WHAT IS ASKED
Omit the pictures, then reproduce every remaining record exactly.

PROVIDED DATA
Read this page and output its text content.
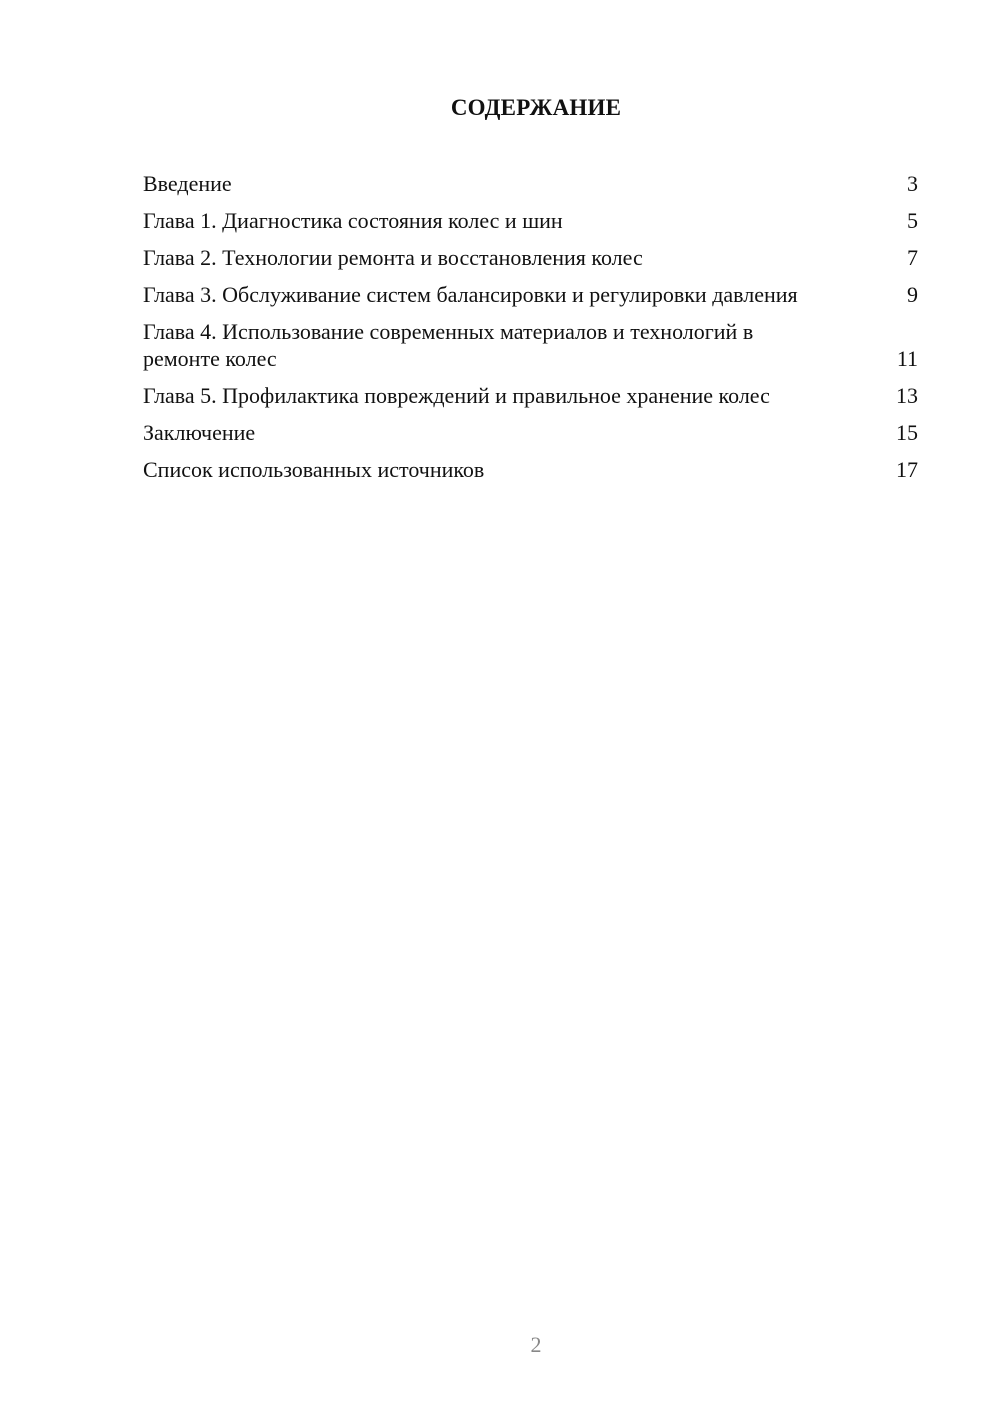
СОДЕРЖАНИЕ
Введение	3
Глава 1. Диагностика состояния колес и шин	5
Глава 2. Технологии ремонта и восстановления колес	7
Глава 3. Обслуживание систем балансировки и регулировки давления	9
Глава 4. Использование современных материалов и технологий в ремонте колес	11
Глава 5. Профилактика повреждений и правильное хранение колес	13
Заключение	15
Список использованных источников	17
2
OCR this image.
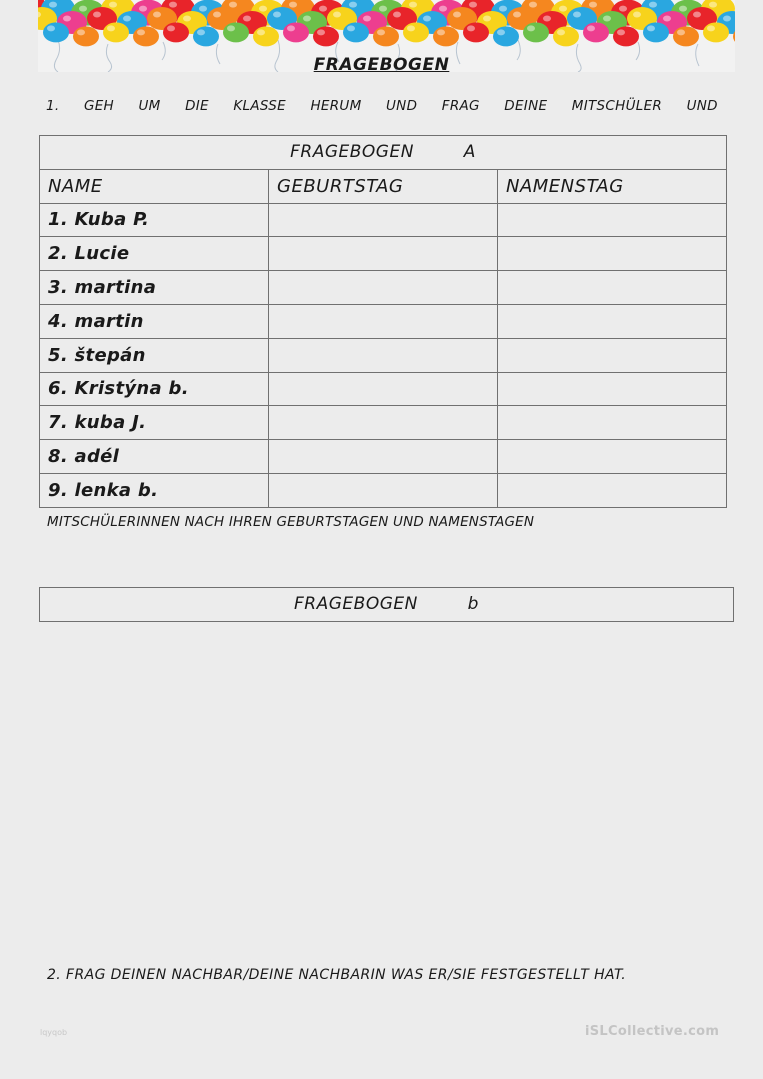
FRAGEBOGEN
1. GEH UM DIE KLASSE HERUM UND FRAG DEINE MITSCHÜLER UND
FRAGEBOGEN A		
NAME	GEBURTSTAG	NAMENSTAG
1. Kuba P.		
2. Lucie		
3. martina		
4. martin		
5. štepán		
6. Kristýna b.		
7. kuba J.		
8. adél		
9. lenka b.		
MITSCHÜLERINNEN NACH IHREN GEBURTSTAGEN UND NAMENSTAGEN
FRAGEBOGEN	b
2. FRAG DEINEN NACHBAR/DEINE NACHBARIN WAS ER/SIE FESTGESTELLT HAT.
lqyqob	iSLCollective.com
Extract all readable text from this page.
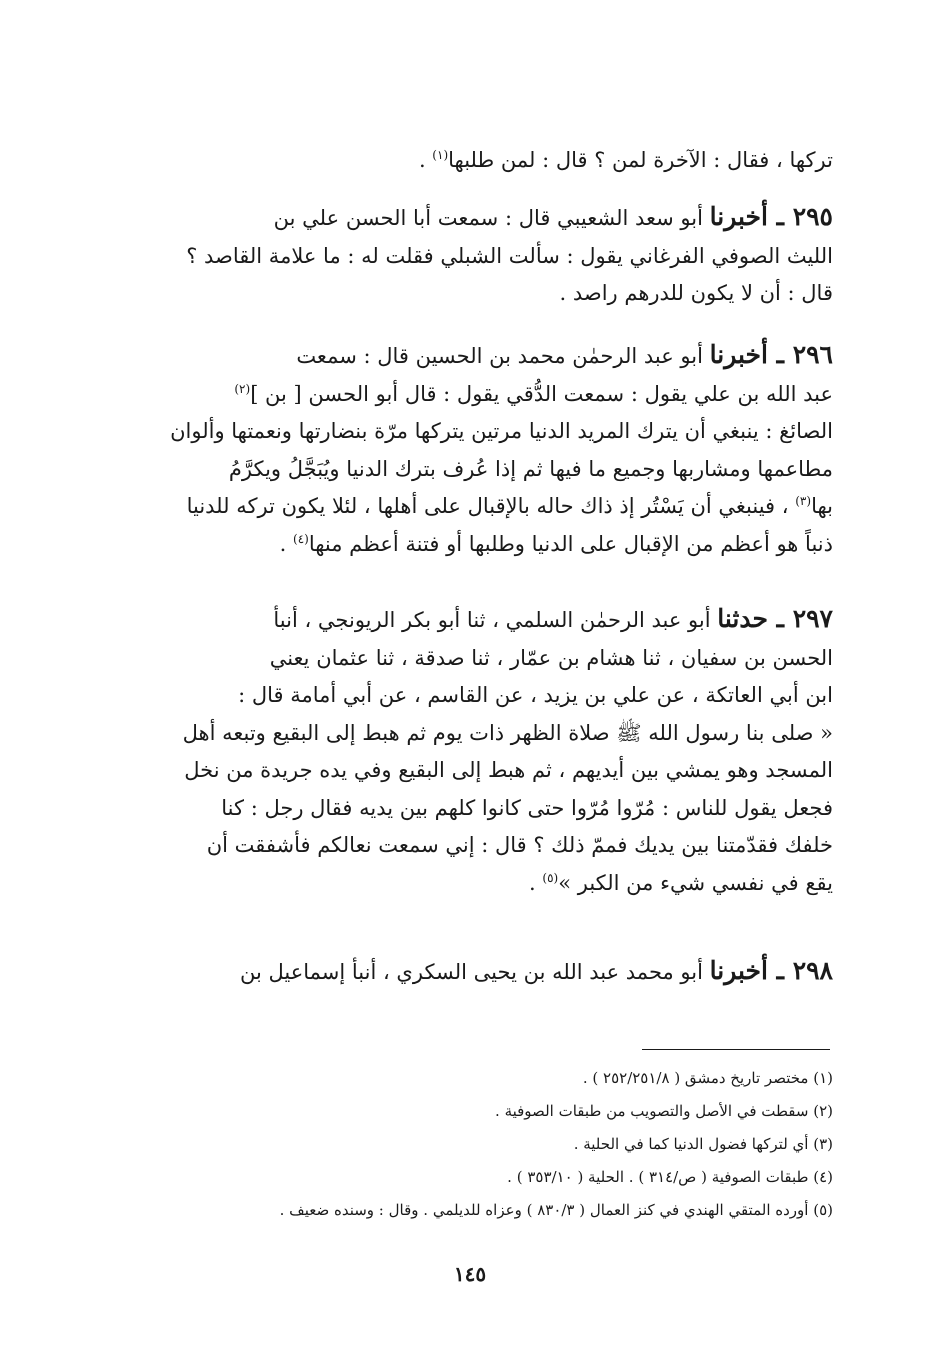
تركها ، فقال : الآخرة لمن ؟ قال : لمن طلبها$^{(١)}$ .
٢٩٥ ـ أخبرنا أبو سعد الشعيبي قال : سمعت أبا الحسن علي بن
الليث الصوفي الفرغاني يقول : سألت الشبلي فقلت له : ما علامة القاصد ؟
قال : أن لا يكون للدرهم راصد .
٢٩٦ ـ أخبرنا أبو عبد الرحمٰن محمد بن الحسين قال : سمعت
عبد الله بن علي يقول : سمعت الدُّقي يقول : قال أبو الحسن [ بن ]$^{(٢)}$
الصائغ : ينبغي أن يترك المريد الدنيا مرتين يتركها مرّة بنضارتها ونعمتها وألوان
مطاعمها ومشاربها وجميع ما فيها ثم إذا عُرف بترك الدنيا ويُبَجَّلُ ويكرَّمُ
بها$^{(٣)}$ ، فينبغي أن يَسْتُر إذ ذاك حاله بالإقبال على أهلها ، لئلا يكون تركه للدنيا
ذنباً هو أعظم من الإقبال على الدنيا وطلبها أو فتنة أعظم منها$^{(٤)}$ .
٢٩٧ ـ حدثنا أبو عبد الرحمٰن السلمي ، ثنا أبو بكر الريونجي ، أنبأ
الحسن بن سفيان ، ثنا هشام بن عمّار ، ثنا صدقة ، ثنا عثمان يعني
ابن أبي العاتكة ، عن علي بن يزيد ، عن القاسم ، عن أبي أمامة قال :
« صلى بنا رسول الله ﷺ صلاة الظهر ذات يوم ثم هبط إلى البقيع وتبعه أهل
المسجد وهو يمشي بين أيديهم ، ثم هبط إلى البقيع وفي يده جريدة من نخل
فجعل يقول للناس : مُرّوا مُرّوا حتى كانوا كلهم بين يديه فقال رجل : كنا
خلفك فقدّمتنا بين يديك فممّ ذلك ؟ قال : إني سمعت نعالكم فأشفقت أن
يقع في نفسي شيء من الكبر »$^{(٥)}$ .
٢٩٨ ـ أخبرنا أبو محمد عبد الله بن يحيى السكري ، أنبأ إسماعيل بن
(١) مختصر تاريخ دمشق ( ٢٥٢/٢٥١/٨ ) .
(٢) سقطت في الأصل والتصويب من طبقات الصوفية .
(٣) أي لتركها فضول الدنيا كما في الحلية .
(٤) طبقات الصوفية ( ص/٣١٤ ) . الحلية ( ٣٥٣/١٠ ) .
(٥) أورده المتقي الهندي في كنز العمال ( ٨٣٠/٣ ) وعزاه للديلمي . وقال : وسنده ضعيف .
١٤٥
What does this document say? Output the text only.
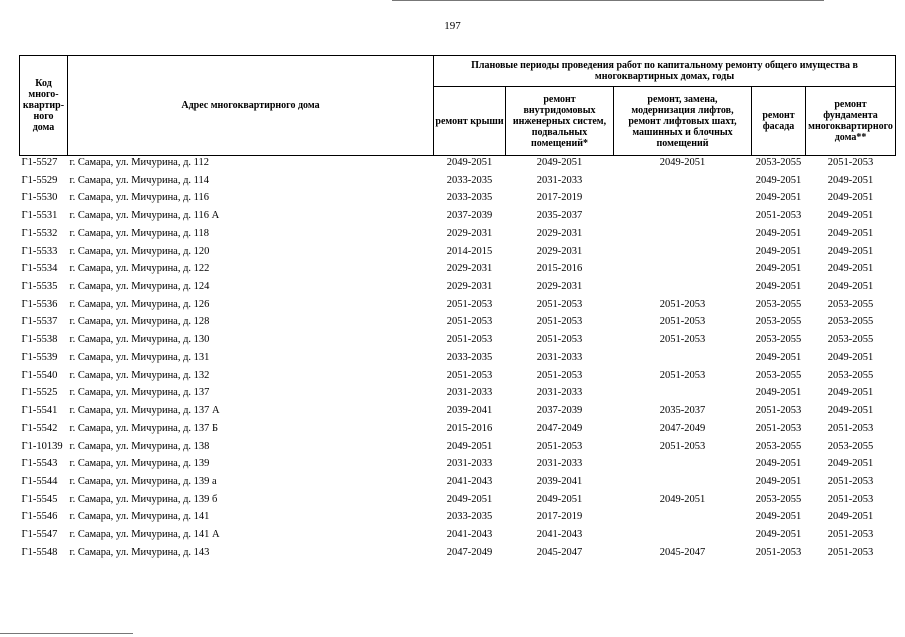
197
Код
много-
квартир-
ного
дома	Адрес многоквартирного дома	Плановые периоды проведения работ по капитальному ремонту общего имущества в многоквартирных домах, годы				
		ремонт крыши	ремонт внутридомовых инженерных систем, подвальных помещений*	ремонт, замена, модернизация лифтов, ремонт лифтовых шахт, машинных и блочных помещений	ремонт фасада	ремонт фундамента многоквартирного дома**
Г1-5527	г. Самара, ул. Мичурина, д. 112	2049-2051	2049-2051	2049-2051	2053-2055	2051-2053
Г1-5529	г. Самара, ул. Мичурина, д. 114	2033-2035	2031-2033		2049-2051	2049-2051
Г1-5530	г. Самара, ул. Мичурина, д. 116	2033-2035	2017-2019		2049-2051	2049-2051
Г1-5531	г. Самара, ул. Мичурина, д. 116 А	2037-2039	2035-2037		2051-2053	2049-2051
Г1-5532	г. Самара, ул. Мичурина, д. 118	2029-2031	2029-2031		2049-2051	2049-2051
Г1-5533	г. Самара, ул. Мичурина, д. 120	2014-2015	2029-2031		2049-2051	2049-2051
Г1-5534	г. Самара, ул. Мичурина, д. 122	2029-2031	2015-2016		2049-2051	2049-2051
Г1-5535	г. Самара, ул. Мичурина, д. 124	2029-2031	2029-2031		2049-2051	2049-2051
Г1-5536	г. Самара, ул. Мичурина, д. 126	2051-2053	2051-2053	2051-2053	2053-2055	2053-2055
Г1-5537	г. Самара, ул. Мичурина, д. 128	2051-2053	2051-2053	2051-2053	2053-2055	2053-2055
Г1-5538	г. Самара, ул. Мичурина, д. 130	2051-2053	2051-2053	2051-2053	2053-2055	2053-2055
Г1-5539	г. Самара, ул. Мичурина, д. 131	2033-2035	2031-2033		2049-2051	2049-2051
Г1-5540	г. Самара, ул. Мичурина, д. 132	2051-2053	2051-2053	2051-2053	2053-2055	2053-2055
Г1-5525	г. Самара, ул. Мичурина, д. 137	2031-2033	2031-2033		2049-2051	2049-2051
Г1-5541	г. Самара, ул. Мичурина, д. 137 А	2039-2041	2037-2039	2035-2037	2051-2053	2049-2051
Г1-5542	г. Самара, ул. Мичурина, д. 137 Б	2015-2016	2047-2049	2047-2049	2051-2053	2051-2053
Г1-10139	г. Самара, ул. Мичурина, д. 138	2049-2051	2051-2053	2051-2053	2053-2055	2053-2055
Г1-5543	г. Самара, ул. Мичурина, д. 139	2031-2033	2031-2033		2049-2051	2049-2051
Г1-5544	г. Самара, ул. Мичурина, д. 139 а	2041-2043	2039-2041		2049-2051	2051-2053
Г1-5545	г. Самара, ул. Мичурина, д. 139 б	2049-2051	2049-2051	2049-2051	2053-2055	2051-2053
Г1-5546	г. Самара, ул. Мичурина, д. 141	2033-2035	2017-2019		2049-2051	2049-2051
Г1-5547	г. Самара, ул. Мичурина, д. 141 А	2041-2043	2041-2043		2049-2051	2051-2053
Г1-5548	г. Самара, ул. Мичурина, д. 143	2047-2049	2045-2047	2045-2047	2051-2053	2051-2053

EXERCISE SOLUTION
Read this page and output its text content.
СОДЕРЖАНИЕ
Введение	3
Глава 1. Диагностика состояния колес и шин	5
Глава 2. Технологии ремонта и восстановления колес	7
Глава 3. Обслуживание систем балансировки и регулировки давления	9
Глава 4. Использование современных материалов и технологий в ремонте колес	11
Глава 5. Профилактика повреждений и правильное хранение колес	13
Заключение	15
Список использованных источников	17
2
OCR this image.
FRAGEBOGEN
1. GEH UM DIE KLASSE HERUM UND FRAG DEINE MITSCHÜLER UND
FRAGEBOGEN A		
NAME	GEBURTSTAG	NAMENSTAG
1. Kuba P.		
2. Lucie		
3. martina		
4. martin		
5. štepán		
6. Kristýna b.		
7. kuba J.		
8. adél		
9. lenka b.		
MITSCHÜLERINNEN NACH IHREN GEBURTSTAGEN UND NAMENSTAGEN
FRAGEBOGEN	b
2. FRAG DEINEN NACHBAR/DEINE NACHBARIN WAS ER/SIE FESTGESTELLT HAT.
lqyqob	iSLCollective.com
Extract all readable text from this page.
تركها ، فقال : الآخرة لمن ؟ قال : لمن طلبها$^{(١)}$ .
٢٩٥ ـ أخبرنا أبو سعد الشعيبي قال : سمعت أبا الحسن علي بن
الليث الصوفي الفرغاني يقول : سألت الشبلي فقلت له : ما علامة القاصد ؟
قال : أن لا يكون للدرهم راصد .
٢٩٦ ـ أخبرنا أبو عبد الرحمٰن محمد بن الحسين قال : سمعت
عبد الله بن علي يقول : سمعت الدُّقي يقول : قال أبو الحسن [ بن ]$^{(٢)}$
الصائغ : ينبغي أن يترك المريد الدنيا مرتين يتركها مرّة بنضارتها ونعمتها وألوان
مطاعمها ومشاربها وجميع ما فيها ثم إذا عُرف بترك الدنيا ويُبَجَّلُ ويكرَّمُ
بها$^{(٣)}$ ، فينبغي أن يَسْتُر إذ ذاك حاله بالإقبال على أهلها ، لئلا يكون تركه للدنيا
ذنباً هو أعظم من الإقبال على الدنيا وطلبها أو فتنة أعظم منها$^{(٤)}$ .
٢٩٧ ـ حدثنا أبو عبد الرحمٰن السلمي ، ثنا أبو بكر الريونجي ، أنبأ
الحسن بن سفيان ، ثنا هشام بن عمّار ، ثنا صدقة ، ثنا عثمان يعني
ابن أبي العاتكة ، عن علي بن يزيد ، عن القاسم ، عن أبي أمامة قال :
« صلى بنا رسول الله ﷺ صلاة الظهر ذات يوم ثم هبط إلى البقيع وتبعه أهل
المسجد وهو يمشي بين أيديهم ، ثم هبط إلى البقيع وفي يده جريدة من نخل
فجعل يقول للناس : مُرّوا مُرّوا حتى كانوا كلهم بين يديه فقال رجل : كنا
خلفك فقدّمتنا بين يديك فممّ ذلك ؟ قال : إني سمعت نعالكم فأشفقت أن
يقع في نفسي شيء من الكبر »$^{(٥)}$ .
٢٩٨ ـ أخبرنا أبو محمد عبد الله بن يحيى السكري ، أنبأ إسماعيل بن
(١) مختصر تاريخ دمشق ( ٢٥٢/٢٥١/٨ ) .
(٢) سقطت في الأصل والتصويب من طبقات الصوفية .
(٣) أي لتركها فضول الدنيا كما في الحلية .
(٤) طبقات الصوفية ( ص/٣١٤ ) . الحلية ( ٣٥٣/١٠ ) .
(٥) أورده المتقي الهندي في كنز العمال ( ٨٣٠/٣ ) وعزاه للديلمي . وقال : وسنده ضعيف .
١٤٥
What does this document say? Output the text only.
197
Код
много-
квартир-
ного
дома	Адрес многоквартирного дома	Плановые периоды проведения работ по капитальному ремонту общего имущества в многоквартирных домах, годы				
		ремонт крыши	ремонт внутридомовых инженерных систем, подвальных помещений*	ремонт, замена, модернизация лифтов, ремонт лифтовых шахт, машинных и блочных помещений	ремонт фасада	ремонт фундамента многоквартирного дома**
Г1-5527	г. Самара, ул. Мичурина, д. 112	2049-2051	2049-2051	2049-2051	2053-2055	2051-2053
Г1-5529	г. Самара, ул. Мичурина, д. 114	2033-2035	2031-2033		2049-2051	2049-2051
Г1-5530	г. Самара, ул. Мичурина, д. 116	2033-2035	2017-2019		2049-2051	2049-2051
Г1-5531	г. Самара, ул. Мичурина, д. 116 А	2037-2039	2035-2037		2051-2053	2049-2051
Г1-5532	г. Самара, ул. Мичурина, д. 118	2029-2031	2029-2031		2049-2051	2049-2051
Г1-5533	г. Самара, ул. Мичурина, д. 120	2014-2015	2029-2031		2049-2051	2049-2051
Г1-5534	г. Самара, ул. Мичурина, д. 122	2029-2031	2015-2016		2049-2051	2049-2051
Г1-5535	г. Самара, ул. Мичурина, д. 124	2029-2031	2029-2031		2049-2051	2049-2051
Г1-5536	г. Самара, ул. Мичурина, д. 126	2051-2053	2051-2053	2051-2053	2053-2055	2053-2055
Г1-5537	г. Самара, ул. Мичурина, д. 128	2051-2053	2051-2053	2051-2053	2053-2055	2053-2055
Г1-5538	г. Самара, ул. Мичурина, д. 130	2051-2053	2051-2053	2051-2053	2053-2055	2053-2055
Г1-5539	г. Самара, ул. Мичурина, д. 131	2033-2035	2031-2033		2049-2051	2049-2051
Г1-5540	г. Самара, ул. Мичурина, д. 132	2051-2053	2051-2053	2051-2053	2053-2055	2053-2055
Г1-5525	г. Самара, ул. Мичурина, д. 137	2031-2033	2031-2033		2049-2051	2049-2051
Г1-5541	г. Самара, ул. Мичурина, д. 137 А	2039-2041	2037-2039	2035-2037	2051-2053	2049-2051
Г1-5542	г. Самара, ул. Мичурина, д. 137 Б	2015-2016	2047-2049	2047-2049	2051-2053	2051-2053
Г1-10139	г. Самара, ул. Мичурина, д. 138	2049-2051	2051-2053	2051-2053	2053-2055	2053-2055
Г1-5543	г. Самара, ул. Мичурина, д. 139	2031-2033	2031-2033		2049-2051	2049-2051
Г1-5544	г. Самара, ул. Мичурина, д. 139 а	2041-2043	2039-2041		2049-2051	2051-2053
Г1-5545	г. Самара, ул. Мичурина, д. 139 б	2049-2051	2049-2051	2049-2051	2053-2055	2051-2053
Г1-5546	г. Самара, ул. Мичурина, д. 141	2033-2035	2017-2019		2049-2051	2049-2051
Г1-5547	г. Самара, ул. Мичурина, д. 141 А	2041-2043	2041-2043		2049-2051	2051-2053
Г1-5548	г. Самара, ул. Мичурина, д. 143	2047-2049	2045-2047	2045-2047	2051-2053	2051-2053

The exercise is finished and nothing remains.